- EXERCISE DETAILS: Copy each line of the entries that contains the word "JSON".

- INFORMATION PROVIDED:
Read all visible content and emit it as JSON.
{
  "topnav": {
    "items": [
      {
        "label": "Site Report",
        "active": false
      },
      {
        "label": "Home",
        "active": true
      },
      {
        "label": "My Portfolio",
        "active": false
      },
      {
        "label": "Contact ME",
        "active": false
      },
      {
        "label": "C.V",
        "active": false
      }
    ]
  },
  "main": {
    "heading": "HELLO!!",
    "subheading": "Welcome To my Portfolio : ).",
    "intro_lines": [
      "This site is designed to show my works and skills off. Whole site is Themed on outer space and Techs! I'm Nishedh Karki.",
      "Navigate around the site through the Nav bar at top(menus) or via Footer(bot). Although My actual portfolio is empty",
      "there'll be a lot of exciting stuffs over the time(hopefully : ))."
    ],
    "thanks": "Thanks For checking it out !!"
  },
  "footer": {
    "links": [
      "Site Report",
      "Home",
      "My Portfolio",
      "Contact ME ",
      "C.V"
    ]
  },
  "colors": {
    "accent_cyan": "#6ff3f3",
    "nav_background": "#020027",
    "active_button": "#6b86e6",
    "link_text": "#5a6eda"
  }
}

...

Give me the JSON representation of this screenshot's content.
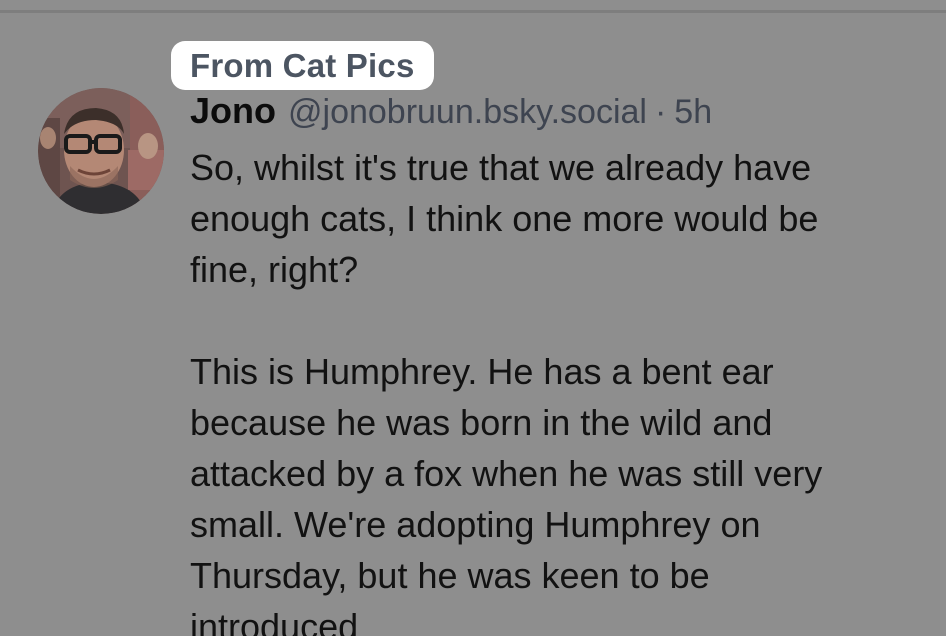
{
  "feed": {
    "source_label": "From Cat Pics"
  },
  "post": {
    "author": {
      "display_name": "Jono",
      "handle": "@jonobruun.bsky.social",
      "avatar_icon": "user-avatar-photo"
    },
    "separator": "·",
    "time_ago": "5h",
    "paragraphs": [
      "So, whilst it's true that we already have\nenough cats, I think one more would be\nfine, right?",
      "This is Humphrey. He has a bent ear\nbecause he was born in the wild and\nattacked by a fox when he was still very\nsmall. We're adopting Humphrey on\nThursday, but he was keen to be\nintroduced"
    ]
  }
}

- WRITTEN RESPONSE:
Read all visible content and emit it as JSON.
Give me the JSON representation of this screenshot's content.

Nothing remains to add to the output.